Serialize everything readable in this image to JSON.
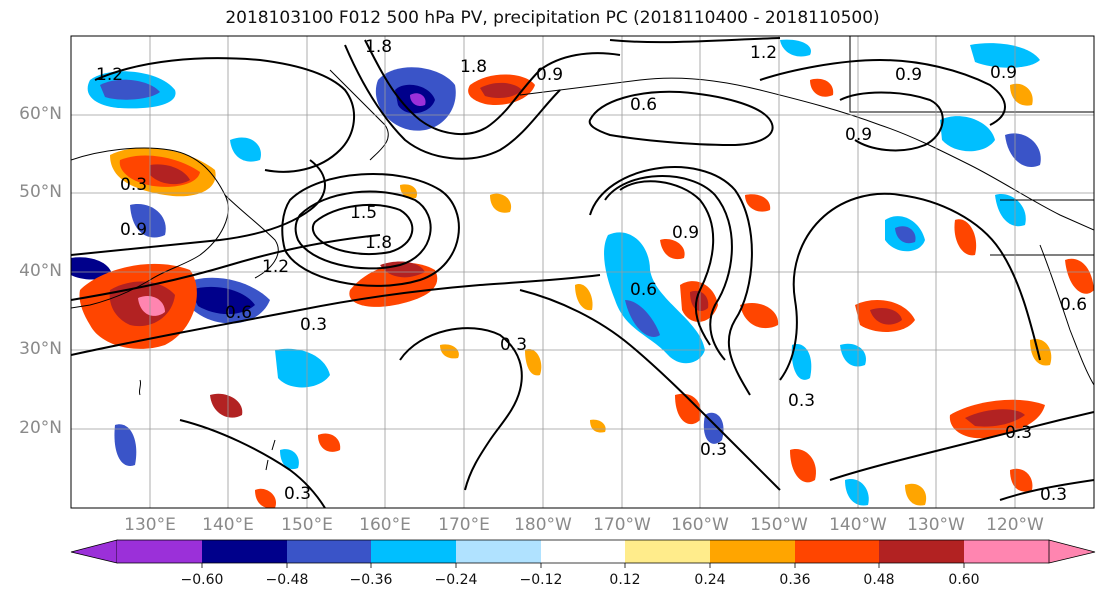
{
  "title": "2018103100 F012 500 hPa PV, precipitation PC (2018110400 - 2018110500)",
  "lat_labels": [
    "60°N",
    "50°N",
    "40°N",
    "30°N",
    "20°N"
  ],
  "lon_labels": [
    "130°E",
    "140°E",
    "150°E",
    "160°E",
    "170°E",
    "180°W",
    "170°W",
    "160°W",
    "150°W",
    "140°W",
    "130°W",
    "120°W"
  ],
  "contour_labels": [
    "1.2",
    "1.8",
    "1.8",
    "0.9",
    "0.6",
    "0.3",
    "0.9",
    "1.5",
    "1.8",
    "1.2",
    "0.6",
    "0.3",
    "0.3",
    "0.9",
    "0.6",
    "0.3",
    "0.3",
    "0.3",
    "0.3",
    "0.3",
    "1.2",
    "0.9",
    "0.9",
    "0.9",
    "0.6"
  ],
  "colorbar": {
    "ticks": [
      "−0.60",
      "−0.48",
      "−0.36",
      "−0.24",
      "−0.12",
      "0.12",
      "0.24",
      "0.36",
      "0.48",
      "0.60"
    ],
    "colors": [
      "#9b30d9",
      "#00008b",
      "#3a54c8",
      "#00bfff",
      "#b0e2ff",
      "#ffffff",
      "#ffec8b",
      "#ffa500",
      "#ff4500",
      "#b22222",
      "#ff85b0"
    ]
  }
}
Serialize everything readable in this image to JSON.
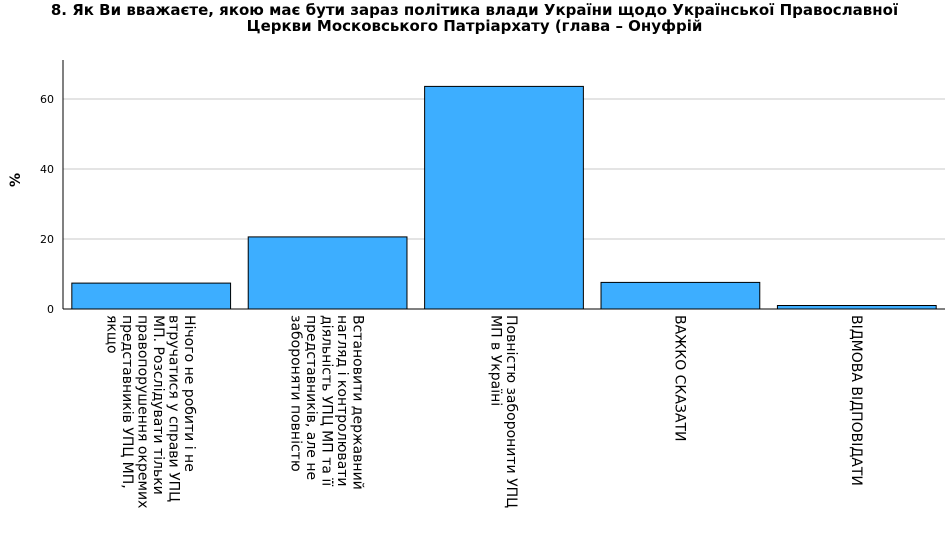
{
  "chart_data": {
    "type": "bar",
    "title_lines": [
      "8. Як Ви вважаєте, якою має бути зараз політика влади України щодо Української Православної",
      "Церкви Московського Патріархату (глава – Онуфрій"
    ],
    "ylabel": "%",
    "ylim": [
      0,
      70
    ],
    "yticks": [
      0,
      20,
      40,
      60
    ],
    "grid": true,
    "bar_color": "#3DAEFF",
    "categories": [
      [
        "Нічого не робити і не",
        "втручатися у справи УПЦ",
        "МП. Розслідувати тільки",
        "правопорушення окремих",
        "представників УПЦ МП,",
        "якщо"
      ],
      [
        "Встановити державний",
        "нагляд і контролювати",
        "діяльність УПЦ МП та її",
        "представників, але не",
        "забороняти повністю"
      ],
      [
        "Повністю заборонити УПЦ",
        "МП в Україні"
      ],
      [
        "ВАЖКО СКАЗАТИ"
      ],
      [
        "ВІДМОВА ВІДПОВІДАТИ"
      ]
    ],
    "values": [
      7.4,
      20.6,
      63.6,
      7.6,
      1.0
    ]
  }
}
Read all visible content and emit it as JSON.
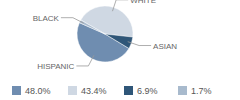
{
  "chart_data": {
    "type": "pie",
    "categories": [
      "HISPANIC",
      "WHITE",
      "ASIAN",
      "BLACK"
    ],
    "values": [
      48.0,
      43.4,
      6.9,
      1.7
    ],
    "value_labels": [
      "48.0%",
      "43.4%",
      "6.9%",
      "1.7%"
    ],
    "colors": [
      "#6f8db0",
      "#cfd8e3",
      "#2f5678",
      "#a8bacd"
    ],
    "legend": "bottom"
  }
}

### DO THIS
Are you able to set down all the lines above exactly, without any pictures?

### COMPLETE OUTPUT
Serialize everything readable in this image to JSON.
{
  "title": "2018103100 F012 500 hPa PV, precipitation PC (2018110400 - 2018110500)",
  "lat_labels": [
    "60°N",
    "50°N",
    "40°N",
    "30°N",
    "20°N"
  ],
  "lon_labels": [
    "130°E",
    "140°E",
    "150°E",
    "160°E",
    "170°E",
    "180°W",
    "170°W",
    "160°W",
    "150°W",
    "140°W",
    "130°W",
    "120°W"
  ],
  "contour_labels": [
    "1.2",
    "1.8",
    "1.8",
    "0.9",
    "0.6",
    "0.3",
    "0.9",
    "1.5",
    "1.8",
    "1.2",
    "0.6",
    "0.3",
    "0.3",
    "0.9",
    "0.6",
    "0.3",
    "0.3",
    "0.3",
    "0.3",
    "0.3",
    "1.2",
    "0.9",
    "0.9",
    "0.9",
    "0.6"
  ],
  "colorbar": {
    "ticks": [
      "−0.60",
      "−0.48",
      "−0.36",
      "−0.24",
      "−0.12",
      "0.12",
      "0.24",
      "0.36",
      "0.48",
      "0.60"
    ],
    "colors": [
      "#9b30d9",
      "#00008b",
      "#3a54c8",
      "#00bfff",
      "#b0e2ff",
      "#ffffff",
      "#ffec8b",
      "#ffa500",
      "#ff4500",
      "#b22222",
      "#ff85b0"
    ]
  }
}
Serialize everything readable in this image to JSON.
{
  "chart_data": {
    "type": "bar",
    "title_lines": [
      "8. Як Ви вважаєте, якою має бути зараз політика влади України щодо Української Православної",
      "Церкви Московського Патріархату (глава – Онуфрій"
    ],
    "ylabel": "%",
    "ylim": [
      0,
      70
    ],
    "yticks": [
      0,
      20,
      40,
      60
    ],
    "grid": true,
    "bar_color": "#3DAEFF",
    "categories": [
      [
        "Нічого не робити і не",
        "втручатися у справи УПЦ",
        "МП. Розслідувати тільки",
        "правопорушення окремих",
        "представників УПЦ МП,",
        "якщо"
      ],
      [
        "Встановити державний",
        "нагляд і контролювати",
        "діяльність УПЦ МП та її",
        "представників, але не",
        "забороняти повністю"
      ],
      [
        "Повністю заборонити УПЦ",
        "МП в Україні"
      ],
      [
        "ВАЖКО СКАЗАТИ"
      ],
      [
        "ВІДМОВА ВІДПОВІДАТИ"
      ]
    ],
    "values": [
      7.4,
      20.6,
      63.6,
      7.6,
      1.0
    ]
  }
}
Read all visible content and emit it as JSON.
{
  "chart_data": {
    "type": "pie",
    "categories": [
      "HISPANIC",
      "WHITE",
      "ASIAN",
      "BLACK"
    ],
    "values": [
      48.0,
      43.4,
      6.9,
      1.7
    ],
    "value_labels": [
      "48.0%",
      "43.4%",
      "6.9%",
      "1.7%"
    ],
    "colors": [
      "#6f8db0",
      "#cfd8e3",
      "#2f5678",
      "#a8bacd"
    ],
    "legend": "bottom"
  }
}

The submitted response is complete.